Exercise prompt >> Please format the data from its first line through the line containing "tile-title: Rythme — [328, 554, 413, 586]" as a JSON list of strings, one string per line, leaving out blank lines.

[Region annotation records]
=====
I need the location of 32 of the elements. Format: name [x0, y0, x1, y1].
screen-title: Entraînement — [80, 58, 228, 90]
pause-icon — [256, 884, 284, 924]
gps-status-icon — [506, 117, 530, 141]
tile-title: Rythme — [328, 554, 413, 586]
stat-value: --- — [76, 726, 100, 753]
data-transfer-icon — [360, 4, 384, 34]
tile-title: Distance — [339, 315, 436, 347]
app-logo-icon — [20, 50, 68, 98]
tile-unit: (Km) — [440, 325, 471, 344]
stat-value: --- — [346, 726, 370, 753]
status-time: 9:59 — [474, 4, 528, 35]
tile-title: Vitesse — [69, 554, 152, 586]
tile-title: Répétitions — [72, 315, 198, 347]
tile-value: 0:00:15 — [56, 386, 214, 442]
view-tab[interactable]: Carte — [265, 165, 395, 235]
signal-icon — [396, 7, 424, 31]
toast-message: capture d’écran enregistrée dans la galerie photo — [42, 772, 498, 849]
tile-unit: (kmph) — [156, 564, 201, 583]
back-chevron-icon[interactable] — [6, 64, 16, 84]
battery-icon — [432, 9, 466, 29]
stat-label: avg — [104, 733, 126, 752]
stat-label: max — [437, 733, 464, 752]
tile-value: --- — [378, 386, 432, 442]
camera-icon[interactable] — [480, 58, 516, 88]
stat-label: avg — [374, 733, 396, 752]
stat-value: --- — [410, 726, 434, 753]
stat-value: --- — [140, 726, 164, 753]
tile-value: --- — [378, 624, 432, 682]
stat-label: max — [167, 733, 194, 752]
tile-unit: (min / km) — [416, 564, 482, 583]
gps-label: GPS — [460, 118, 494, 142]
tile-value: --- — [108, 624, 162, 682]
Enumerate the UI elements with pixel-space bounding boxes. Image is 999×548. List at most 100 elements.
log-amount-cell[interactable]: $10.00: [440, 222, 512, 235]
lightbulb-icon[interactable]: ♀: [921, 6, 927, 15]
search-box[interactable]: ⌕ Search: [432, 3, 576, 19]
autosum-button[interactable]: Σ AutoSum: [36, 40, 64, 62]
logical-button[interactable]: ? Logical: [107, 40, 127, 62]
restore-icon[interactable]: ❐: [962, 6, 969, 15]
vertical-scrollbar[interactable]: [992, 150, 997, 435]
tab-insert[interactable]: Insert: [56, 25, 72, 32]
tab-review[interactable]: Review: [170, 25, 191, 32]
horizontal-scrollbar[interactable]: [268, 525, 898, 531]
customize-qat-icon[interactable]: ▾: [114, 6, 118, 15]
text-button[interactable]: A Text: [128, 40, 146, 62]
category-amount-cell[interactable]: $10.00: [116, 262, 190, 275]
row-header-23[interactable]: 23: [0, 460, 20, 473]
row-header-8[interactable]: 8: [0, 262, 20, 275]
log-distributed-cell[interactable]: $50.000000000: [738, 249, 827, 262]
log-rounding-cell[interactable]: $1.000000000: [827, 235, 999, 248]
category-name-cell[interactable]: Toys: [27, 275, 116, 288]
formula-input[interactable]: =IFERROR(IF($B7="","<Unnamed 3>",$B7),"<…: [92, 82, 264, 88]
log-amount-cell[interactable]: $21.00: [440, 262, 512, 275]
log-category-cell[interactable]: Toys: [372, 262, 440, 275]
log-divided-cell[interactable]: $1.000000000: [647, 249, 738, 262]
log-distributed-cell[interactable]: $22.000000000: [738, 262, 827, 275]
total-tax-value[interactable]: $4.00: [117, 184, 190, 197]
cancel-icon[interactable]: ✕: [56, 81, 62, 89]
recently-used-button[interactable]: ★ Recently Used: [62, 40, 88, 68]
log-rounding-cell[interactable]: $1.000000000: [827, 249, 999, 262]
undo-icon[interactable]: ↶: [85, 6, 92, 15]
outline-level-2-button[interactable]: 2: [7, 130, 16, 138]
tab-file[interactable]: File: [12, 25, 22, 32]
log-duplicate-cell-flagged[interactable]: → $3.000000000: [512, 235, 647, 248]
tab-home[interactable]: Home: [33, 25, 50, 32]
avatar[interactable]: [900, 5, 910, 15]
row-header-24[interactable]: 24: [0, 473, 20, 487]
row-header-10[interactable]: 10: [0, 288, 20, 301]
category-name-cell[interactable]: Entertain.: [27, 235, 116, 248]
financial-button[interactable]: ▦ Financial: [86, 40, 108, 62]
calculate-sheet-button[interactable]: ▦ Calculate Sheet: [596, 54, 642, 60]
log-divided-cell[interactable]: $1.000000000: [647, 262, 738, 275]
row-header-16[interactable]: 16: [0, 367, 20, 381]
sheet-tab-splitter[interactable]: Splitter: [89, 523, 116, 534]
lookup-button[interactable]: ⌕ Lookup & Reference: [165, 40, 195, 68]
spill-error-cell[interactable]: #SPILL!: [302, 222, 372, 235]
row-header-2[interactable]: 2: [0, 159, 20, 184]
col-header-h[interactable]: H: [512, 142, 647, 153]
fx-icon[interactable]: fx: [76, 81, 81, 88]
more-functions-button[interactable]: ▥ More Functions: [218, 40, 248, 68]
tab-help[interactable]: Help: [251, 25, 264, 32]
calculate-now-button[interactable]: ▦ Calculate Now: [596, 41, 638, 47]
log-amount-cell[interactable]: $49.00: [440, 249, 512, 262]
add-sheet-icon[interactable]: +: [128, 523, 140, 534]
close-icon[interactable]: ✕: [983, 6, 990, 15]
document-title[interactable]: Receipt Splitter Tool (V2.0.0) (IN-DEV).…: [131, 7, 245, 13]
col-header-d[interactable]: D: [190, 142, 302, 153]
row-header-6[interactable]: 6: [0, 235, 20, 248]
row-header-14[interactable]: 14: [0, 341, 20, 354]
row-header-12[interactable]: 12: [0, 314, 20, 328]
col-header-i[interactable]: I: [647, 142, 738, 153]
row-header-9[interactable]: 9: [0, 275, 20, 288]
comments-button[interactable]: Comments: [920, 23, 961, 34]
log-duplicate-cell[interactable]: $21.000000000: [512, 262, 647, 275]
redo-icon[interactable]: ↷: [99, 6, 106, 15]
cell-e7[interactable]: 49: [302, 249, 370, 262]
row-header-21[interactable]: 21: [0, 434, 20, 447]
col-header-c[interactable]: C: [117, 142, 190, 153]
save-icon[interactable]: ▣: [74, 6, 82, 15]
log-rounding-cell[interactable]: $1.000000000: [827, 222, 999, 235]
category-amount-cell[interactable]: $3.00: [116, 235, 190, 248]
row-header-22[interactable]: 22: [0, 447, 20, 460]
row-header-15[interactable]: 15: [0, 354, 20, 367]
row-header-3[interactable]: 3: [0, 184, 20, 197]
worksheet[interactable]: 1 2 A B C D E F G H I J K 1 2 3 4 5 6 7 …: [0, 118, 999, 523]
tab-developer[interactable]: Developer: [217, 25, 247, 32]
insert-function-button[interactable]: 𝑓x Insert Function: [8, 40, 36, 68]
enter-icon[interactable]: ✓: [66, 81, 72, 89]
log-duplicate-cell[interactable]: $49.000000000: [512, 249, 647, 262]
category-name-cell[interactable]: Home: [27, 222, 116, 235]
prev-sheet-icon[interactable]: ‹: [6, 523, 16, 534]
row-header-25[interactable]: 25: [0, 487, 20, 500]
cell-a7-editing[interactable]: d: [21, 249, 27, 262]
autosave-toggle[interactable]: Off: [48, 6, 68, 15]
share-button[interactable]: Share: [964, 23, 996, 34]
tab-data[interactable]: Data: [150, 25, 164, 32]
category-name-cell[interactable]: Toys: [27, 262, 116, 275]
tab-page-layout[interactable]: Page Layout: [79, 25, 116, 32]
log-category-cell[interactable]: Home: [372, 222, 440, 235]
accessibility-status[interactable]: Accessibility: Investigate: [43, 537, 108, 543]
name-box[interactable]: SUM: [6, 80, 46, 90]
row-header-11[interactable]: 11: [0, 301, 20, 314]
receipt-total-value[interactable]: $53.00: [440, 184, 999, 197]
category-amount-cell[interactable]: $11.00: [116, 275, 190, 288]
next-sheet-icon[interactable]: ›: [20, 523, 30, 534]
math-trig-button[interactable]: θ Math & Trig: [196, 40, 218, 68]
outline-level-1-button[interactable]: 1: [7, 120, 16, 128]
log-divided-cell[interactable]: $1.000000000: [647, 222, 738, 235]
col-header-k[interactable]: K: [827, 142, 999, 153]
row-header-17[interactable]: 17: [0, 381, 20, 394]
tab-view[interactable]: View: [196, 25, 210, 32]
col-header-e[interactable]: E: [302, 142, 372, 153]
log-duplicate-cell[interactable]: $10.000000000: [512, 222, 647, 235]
=====
The completed task >>
[
  "I need the location of 32 of the elements. Format: name [x0, y0, x1, y1].",
  "screen-title: Entraînement — [80, 58, 228, 90]",
  "pause-icon — [256, 884, 284, 924]",
  "gps-status-icon — [506, 117, 530, 141]",
  "tile-title: Rythme — [328, 554, 413, 586]"
]